Saved data entries:
▬▬▬▬▬▬
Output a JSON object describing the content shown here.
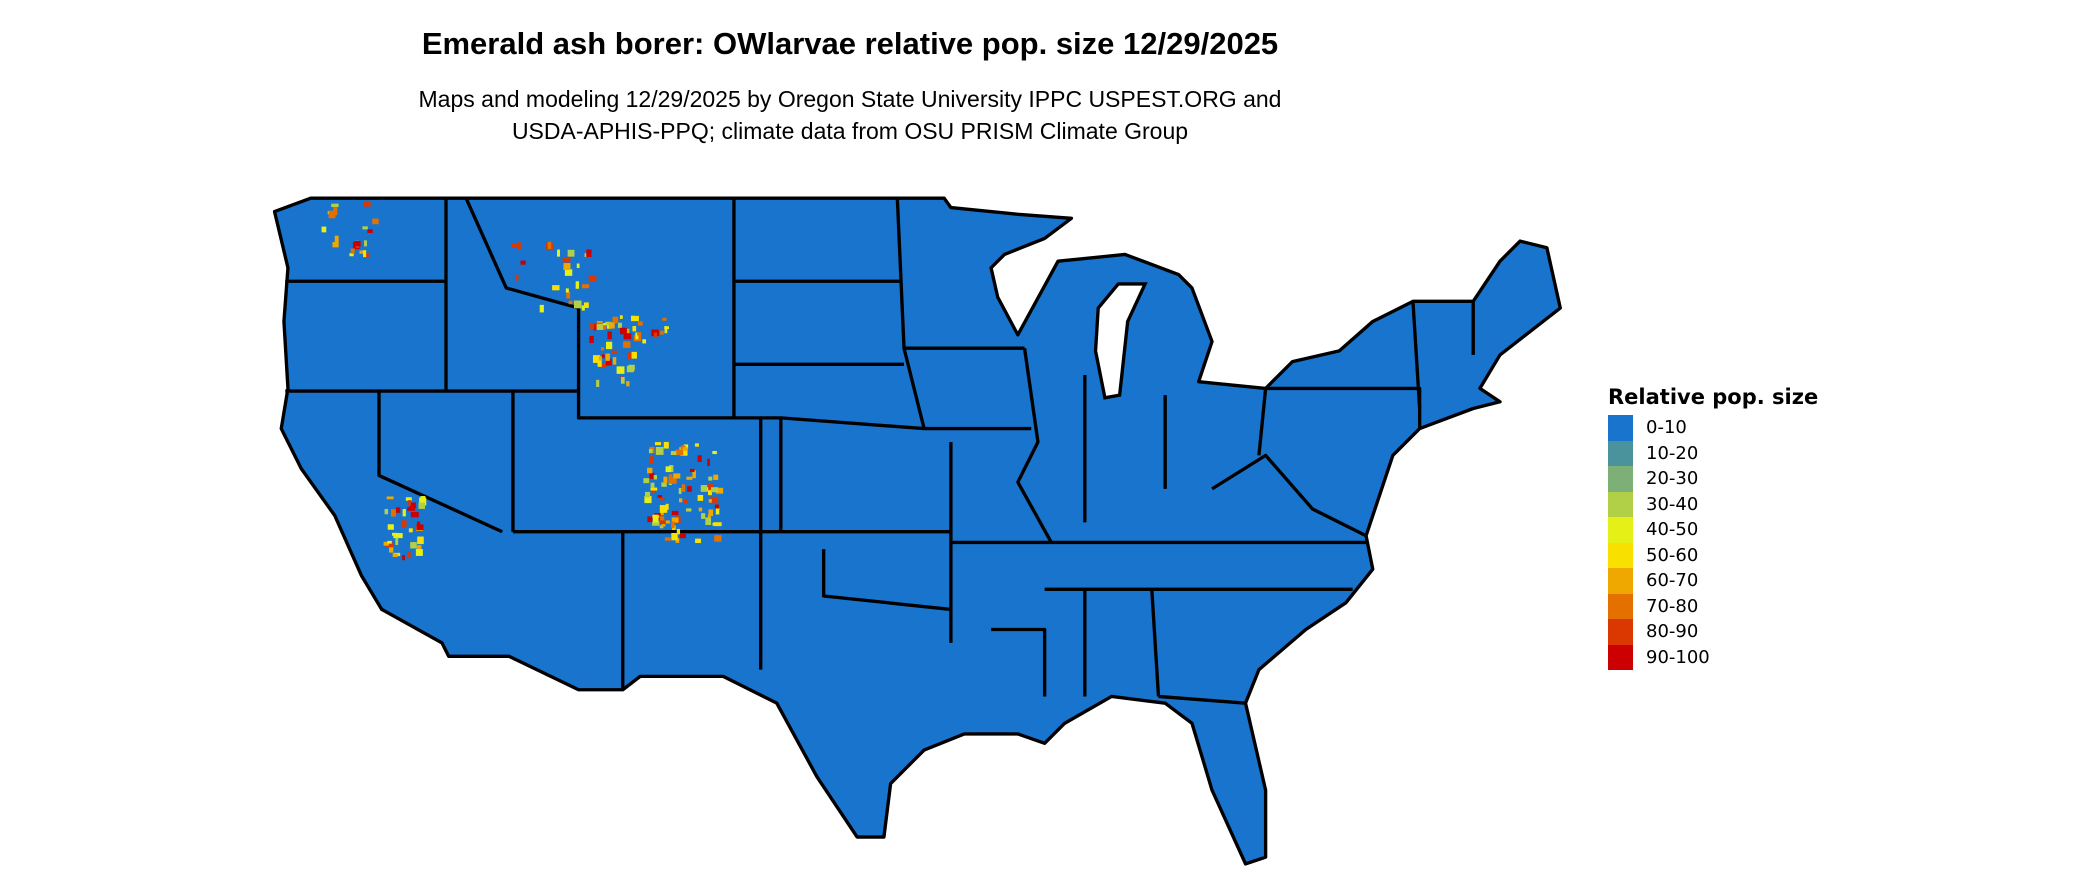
{
  "title": "Emerald ash borer: OWlarvae relative pop. size 12/29/2025",
  "subtitle_line1": "Maps and modeling 12/29/2025 by Oregon State University IPPC USPEST.ORG and",
  "subtitle_line2": "USDA-APHIS-PPQ; climate data from OSU PRISM Climate Group",
  "map": {
    "base_color": "#1874cd",
    "border_color": "#000000",
    "region": "Contiguous United States"
  },
  "legend": {
    "title": "Relative pop. size",
    "items": [
      {
        "label": "0-10",
        "color": "#1874cd"
      },
      {
        "label": "10-20",
        "color": "#4a929c"
      },
      {
        "label": "20-30",
        "color": "#7cb077"
      },
      {
        "label": "30-40",
        "color": "#b2d047"
      },
      {
        "label": "40-50",
        "color": "#e5f016"
      },
      {
        "label": "50-60",
        "color": "#f8e000"
      },
      {
        "label": "60-70",
        "color": "#efa800"
      },
      {
        "label": "70-80",
        "color": "#e47000"
      },
      {
        "label": "80-90",
        "color": "#da3800"
      },
      {
        "label": "90-100",
        "color": "#cc0000"
      }
    ]
  }
}
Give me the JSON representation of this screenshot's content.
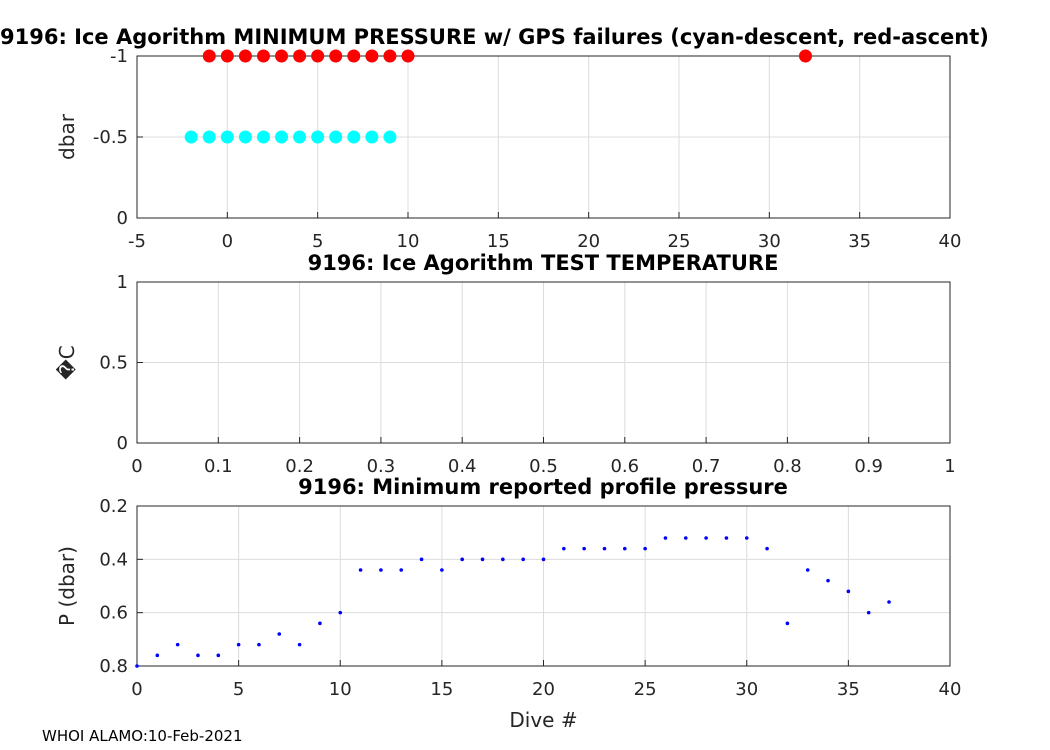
{
  "footer": "WHOI ALAMO:10-Feb-2021",
  "chart_data": [
    {
      "type": "scatter",
      "title": "9196: Ice Agorithm MINIMUM PRESSURE w/ GPS failures (cyan-descent, red-ascent)",
      "xlabel": "",
      "ylabel": "dbar",
      "xlim": [
        -5,
        40
      ],
      "ylim": [
        0,
        -1
      ],
      "y_reversed": true,
      "grid": true,
      "xticks": [
        "-5",
        "0",
        "5",
        "10",
        "15",
        "20",
        "25",
        "30",
        "35",
        "40"
      ],
      "yticks": [
        "-1",
        "-0.5",
        "0"
      ],
      "series": [
        {
          "color": "#ff0000",
          "marker": "filled-circle",
          "x": [
            -1,
            0,
            1,
            2,
            3,
            4,
            5,
            6,
            7,
            8,
            9,
            10,
            32
          ],
          "y": [
            -1,
            -1,
            -1,
            -1,
            -1,
            -1,
            -1,
            -1,
            -1,
            -1,
            -1,
            -1,
            -1
          ]
        },
        {
          "color": "#00ffff",
          "marker": "filled-circle",
          "x": [
            -2,
            -1,
            0,
            1,
            2,
            3,
            4,
            5,
            6,
            7,
            8,
            9
          ],
          "y": [
            -0.5,
            -0.5,
            -0.5,
            -0.5,
            -0.5,
            -0.5,
            -0.5,
            -0.5,
            -0.5,
            -0.5,
            -0.5,
            -0.5
          ]
        }
      ]
    },
    {
      "type": "scatter",
      "title": "9196: Ice Agorithm TEST TEMPERATURE",
      "xlabel": "",
      "ylabel": "�C",
      "xlim": [
        0,
        1
      ],
      "ylim": [
        0,
        1
      ],
      "y_reversed": false,
      "grid": true,
      "xticks": [
        "0",
        "0.1",
        "0.2",
        "0.3",
        "0.4",
        "0.5",
        "0.6",
        "0.7",
        "0.8",
        "0.9",
        "1"
      ],
      "yticks": [
        "1",
        "0.5",
        "0"
      ],
      "series": []
    },
    {
      "type": "scatter",
      "title": "9196: Minimum reported profile pressure",
      "xlabel": "Dive #",
      "ylabel": "P (dbar)",
      "xlim": [
        0,
        40
      ],
      "ylim": [
        0.2,
        0.8
      ],
      "y_reversed": true,
      "grid": true,
      "xticks": [
        "0",
        "5",
        "10",
        "15",
        "20",
        "25",
        "30",
        "35",
        "40"
      ],
      "yticks": [
        "0.2",
        "0.4",
        "0.6",
        "0.8"
      ],
      "series": [
        {
          "color": "#0000ff",
          "marker": "dot",
          "x": [
            0,
            1,
            2,
            3,
            4,
            5,
            6,
            7,
            8,
            9,
            10,
            11,
            12,
            13,
            14,
            15,
            16,
            17,
            18,
            19,
            20,
            21,
            22,
            23,
            24,
            25,
            26,
            27,
            28,
            29,
            30,
            31,
            32,
            33,
            34,
            35,
            36,
            37
          ],
          "y": [
            0.8,
            0.76,
            0.72,
            0.76,
            0.76,
            0.72,
            0.72,
            0.68,
            0.72,
            0.64,
            0.6,
            0.44,
            0.44,
            0.44,
            0.4,
            0.44,
            0.4,
            0.4,
            0.4,
            0.4,
            0.4,
            0.36,
            0.36,
            0.36,
            0.36,
            0.36,
            0.32,
            0.32,
            0.32,
            0.32,
            0.32,
            0.36,
            0.64,
            0.44,
            0.48,
            0.52,
            0.6,
            0.56
          ]
        }
      ]
    }
  ]
}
▬▬▬▬▬▬
Prompt
Which lines in the listing above hold the word "size"? Show each of them.

Response to this exercise
  "title": "Emerald ash borer: OWlarvae relative pop. size 12/29/2025",
    "title": "Relative pop. size",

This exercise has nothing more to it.